======== Information given

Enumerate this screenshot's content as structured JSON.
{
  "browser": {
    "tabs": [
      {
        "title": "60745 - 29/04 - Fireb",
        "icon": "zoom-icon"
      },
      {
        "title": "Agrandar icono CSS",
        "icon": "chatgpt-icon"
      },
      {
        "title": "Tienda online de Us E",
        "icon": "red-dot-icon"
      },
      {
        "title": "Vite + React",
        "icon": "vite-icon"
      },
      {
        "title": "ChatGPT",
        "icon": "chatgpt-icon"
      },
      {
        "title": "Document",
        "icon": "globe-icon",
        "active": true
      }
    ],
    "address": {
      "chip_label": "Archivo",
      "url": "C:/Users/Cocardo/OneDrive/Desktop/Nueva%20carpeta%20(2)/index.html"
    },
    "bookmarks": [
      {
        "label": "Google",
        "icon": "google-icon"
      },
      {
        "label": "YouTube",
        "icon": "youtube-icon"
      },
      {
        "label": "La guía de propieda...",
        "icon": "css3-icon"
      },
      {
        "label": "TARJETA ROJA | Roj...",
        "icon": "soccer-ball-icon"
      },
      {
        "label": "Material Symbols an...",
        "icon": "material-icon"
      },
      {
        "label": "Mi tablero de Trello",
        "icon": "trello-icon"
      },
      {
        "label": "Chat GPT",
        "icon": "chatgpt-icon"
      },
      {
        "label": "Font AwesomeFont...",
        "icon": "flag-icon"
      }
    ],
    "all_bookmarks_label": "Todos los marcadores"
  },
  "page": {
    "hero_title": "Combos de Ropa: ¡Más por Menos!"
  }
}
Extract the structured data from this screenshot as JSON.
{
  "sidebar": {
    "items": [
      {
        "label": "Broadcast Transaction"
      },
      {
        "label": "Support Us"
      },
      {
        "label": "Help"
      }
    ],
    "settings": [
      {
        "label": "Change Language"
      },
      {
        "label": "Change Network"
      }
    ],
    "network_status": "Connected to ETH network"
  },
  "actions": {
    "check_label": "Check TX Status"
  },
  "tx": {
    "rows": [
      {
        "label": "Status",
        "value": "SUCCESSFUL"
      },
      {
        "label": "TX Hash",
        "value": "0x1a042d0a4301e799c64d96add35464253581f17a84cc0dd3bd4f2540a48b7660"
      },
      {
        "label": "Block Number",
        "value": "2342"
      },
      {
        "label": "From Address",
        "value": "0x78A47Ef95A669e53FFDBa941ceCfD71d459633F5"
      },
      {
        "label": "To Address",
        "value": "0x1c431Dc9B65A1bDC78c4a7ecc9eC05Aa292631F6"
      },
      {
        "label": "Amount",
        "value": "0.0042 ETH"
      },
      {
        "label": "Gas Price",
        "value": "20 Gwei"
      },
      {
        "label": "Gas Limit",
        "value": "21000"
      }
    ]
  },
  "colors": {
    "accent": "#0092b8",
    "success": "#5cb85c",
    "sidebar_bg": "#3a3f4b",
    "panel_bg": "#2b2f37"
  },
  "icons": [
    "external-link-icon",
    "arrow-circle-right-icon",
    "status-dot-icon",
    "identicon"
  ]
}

================

Goal of the exercise:
Reproduce every line of the material above exactly.

The response:
Enumerate this screenshot's content as structured JSON.
{
  "browser": {
    "tabs": [
      {
        "title": "60745 - 29/04 - Fireb",
        "icon": "zoom-icon"
      },
      {
        "title": "Agrandar icono CSS",
        "icon": "chatgpt-icon"
      },
      {
        "title": "Tienda online de Us E",
        "icon": "red-dot-icon"
      },
      {
        "title": "Vite + React",
        "icon": "vite-icon"
      },
      {
        "title": "ChatGPT",
        "icon": "chatgpt-icon"
      },
      {
        "title": "Document",
        "icon": "globe-icon",
        "active": true
      }
    ],
    "address": {
      "chip_label": "Archivo",
      "url": "C:/Users/Cocardo/OneDrive/Desktop/Nueva%20carpeta%20(2)/index.html"
    },
    "bookmarks": [
      {
        "label": "Google",
        "icon": "google-icon"
      },
      {
        "label": "YouTube",
        "icon": "youtube-icon"
      },
      {
        "label": "La guía de propieda...",
        "icon": "css3-icon"
      },
      {
        "label": "TARJETA ROJA | Roj...",
        "icon": "soccer-ball-icon"
      },
      {
        "label": "Material Symbols an...",
        "icon": "material-icon"
      },
      {
        "label": "Mi tablero de Trello",
        "icon": "trello-icon"
      },
      {
        "label": "Chat GPT",
        "icon": "chatgpt-icon"
      },
      {
        "label": "Font AwesomeFont...",
        "icon": "flag-icon"
      }
    ],
    "all_bookmarks_label": "Todos los marcadores"
  },
  "page": {
    "hero_title": "Combos de Ropa: ¡Más por Menos!"
  }
}
Extract the structured data from this screenshot as JSON.
{
  "sidebar": {
    "items": [
      {
        "label": "Broadcast Transaction"
      },
      {
        "label": "Support Us"
      },
      {
        "label": "Help"
      }
    ],
    "settings": [
      {
        "label": "Change Language"
      },
      {
        "label": "Change Network"
      }
    ],
    "network_status": "Connected to ETH network"
  },
  "actions": {
    "check_label": "Check TX Status"
  },
  "tx": {
    "rows": [
      {
        "label": "Status",
        "value": "SUCCESSFUL"
      },
      {
        "label": "TX Hash",
        "value": "0x1a042d0a4301e799c64d96add35464253581f17a84cc0dd3bd4f2540a48b7660"
      },
      {
        "label": "Block Number",
        "value": "2342"
      },
      {
        "label": "From Address",
        "value": "0x78A47Ef95A669e53FFDBa941ceCfD71d459633F5"
      },
      {
        "label": "To Address",
        "value": "0x1c431Dc9B65A1bDC78c4a7ecc9eC05Aa292631F6"
      },
      {
        "label": "Amount",
        "value": "0.0042 ETH"
      },
      {
        "label": "Gas Price",
        "value": "20 Gwei"
      },
      {
        "label": "Gas Limit",
        "value": "21000"
      }
    ]
  },
  "colors": {
    "accent": "#0092b8",
    "success": "#5cb85c",
    "sidebar_bg": "#3a3f4b",
    "panel_bg": "#2b2f37"
  },
  "icons": [
    "external-link-icon",
    "arrow-circle-right-icon",
    "status-dot-icon",
    "identicon"
  ]
}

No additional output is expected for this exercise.